* start Dataset *

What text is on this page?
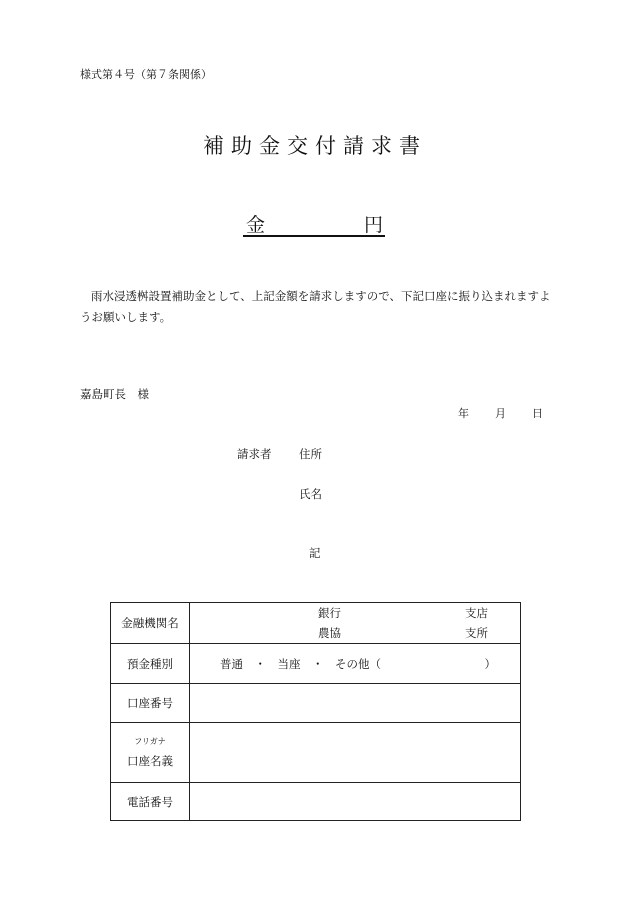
様式第４号（第７条関係）
補助金交付請求書
金	円
雨水浸透桝設置補助金として、上記金額を請求しますので、下記口座に振り込まれますようお願いします。
嘉島町長　様
年 月 日
請求者 住所
氏名
記
金融機関名	銀行 支店
農協 支所

預金種別	普通　・　当座　・　その他（　　　　　　　　　）
口座番号	

フリガナ
口座名義	
電話番号	
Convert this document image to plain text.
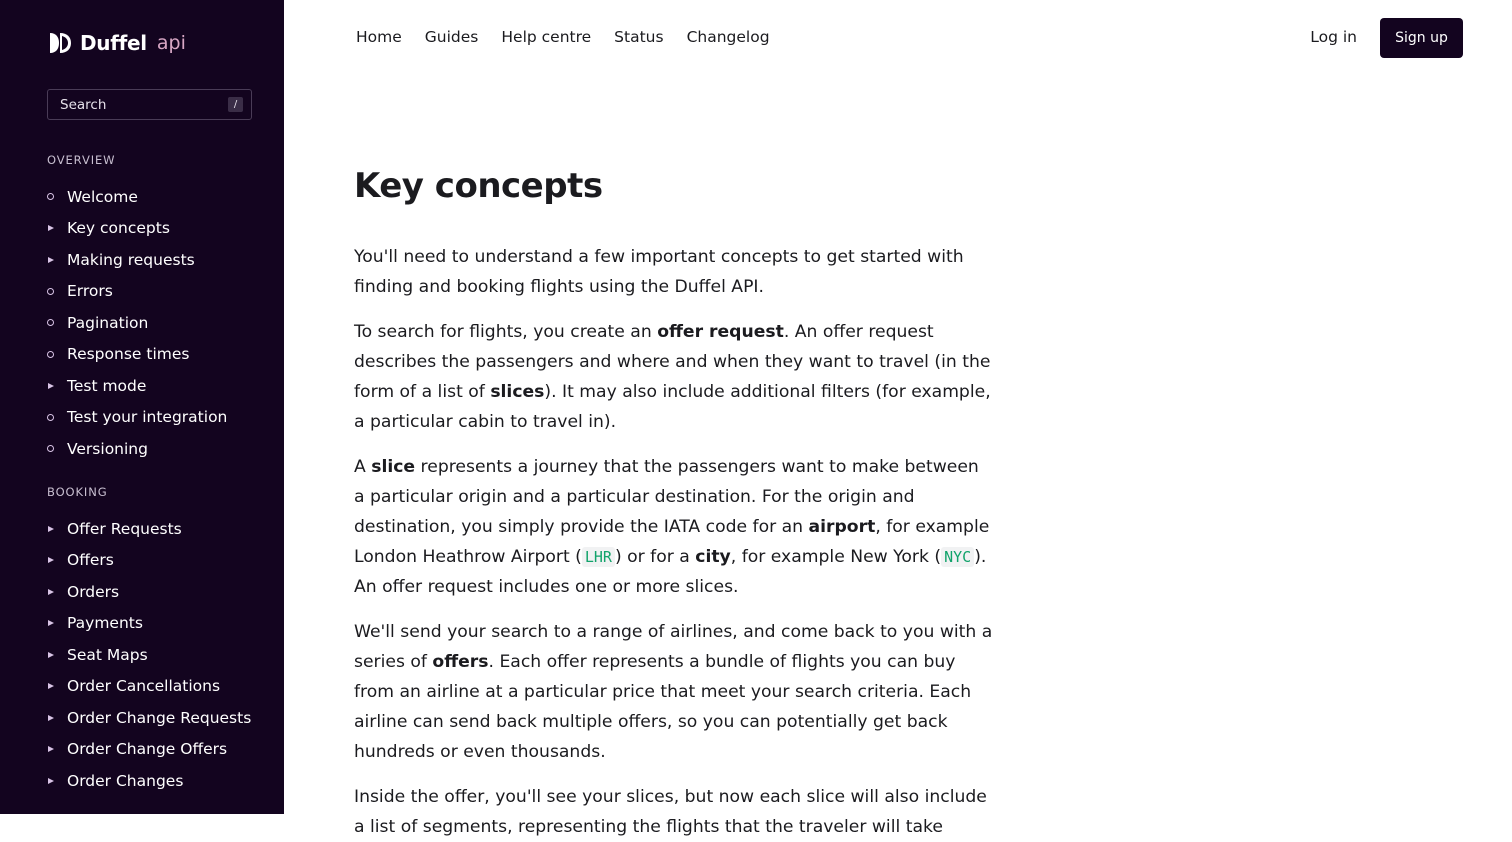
Duffel api
Search	/
OVERVIEW
Welcome
Key concepts
Making requests
Errors
Pagination
Response times
Test mode
Test your integration
Versioning
BOOKING
Offer Requests
Offers
Orders
Payments
Seat Maps
Order Cancellations
Order Change Requests
Order Change Offers
Order Changes
Home Guides Help centre Status Changelog	Log in	Sign up
Key concepts

You'll need to understand a few important concepts to get started with finding and booking flights using the Duffel API.

To search for flights, you create an offer request. An offer request describes the passengers and where and when they want to travel (in the form of a list of slices). It may also include additional filters (for example, a particular cabin to travel in).

A slice represents a journey that the passengers want to make between a particular origin and a particular destination. For the origin and destination, you simply provide the IATA code for an airport, for example London Heathrow Airport ( LHR ) or for a city, for example New York ( NYC ). An offer request includes one or more slices.

We'll send your search to a range of airlines, and come back to you with a series of offers. Each offer represents a bundle of flights you can buy from an airline at a particular price that meet your search criteria. Each airline can send back multiple offers, so you can potentially get back hundreds or even thousands.

Inside the offer, you'll see your slices, but now each slice will also include a list of segments, representing the flights that the traveler will take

* end Dataset *

◆ Goal
Print out the lines exactly, skipping any picture.

◆ Written response
What text is on this page?
様式第４号（第７条関係）
補助金交付請求書
金	円
雨水浸透桝設置補助金として、上記金額を請求しますので、下記口座に振り込まれますようお願いします。
嘉島町長　様
年 月 日
請求者 住所
氏名
記
金融機関名	銀行 支店
農協 支所

預金種別	普通　・　当座　・　その他（　　　　　　　　　）
口座番号	

フリガナ
口座名義	
電話番号	
Convert this document image to plain text.
Duffel api
Search	/
OVERVIEW
Welcome
Key concepts
Making requests
Errors
Pagination
Response times
Test mode
Test your integration
Versioning
BOOKING
Offer Requests
Offers
Orders
Payments
Seat Maps
Order Cancellations
Order Change Requests
Order Change Offers
Order Changes
Home Guides Help centre Status Changelog	Log in	Sign up
Key concepts

You'll need to understand a few important concepts to get started with finding and booking flights using the Duffel API.

To search for flights, you create an offer request. An offer request describes the passengers and where and when they want to travel (in the form of a list of slices). It may also include additional filters (for example, a particular cabin to travel in).

A slice represents a journey that the passengers want to make between a particular origin and a particular destination. For the origin and destination, you simply provide the IATA code for an airport, for example London Heathrow Airport ( LHR ) or for a city, for example New York ( NYC ). An offer request includes one or more slices.

We'll send your search to a range of airlines, and come back to you with a series of offers. Each offer represents a bundle of flights you can buy from an airline at a particular price that meet your search criteria. Each airline can send back multiple offers, so you can potentially get back hundreds or even thousands.

Inside the offer, you'll see your slices, but now each slice will also include a list of segments, representing the flights that the traveler will take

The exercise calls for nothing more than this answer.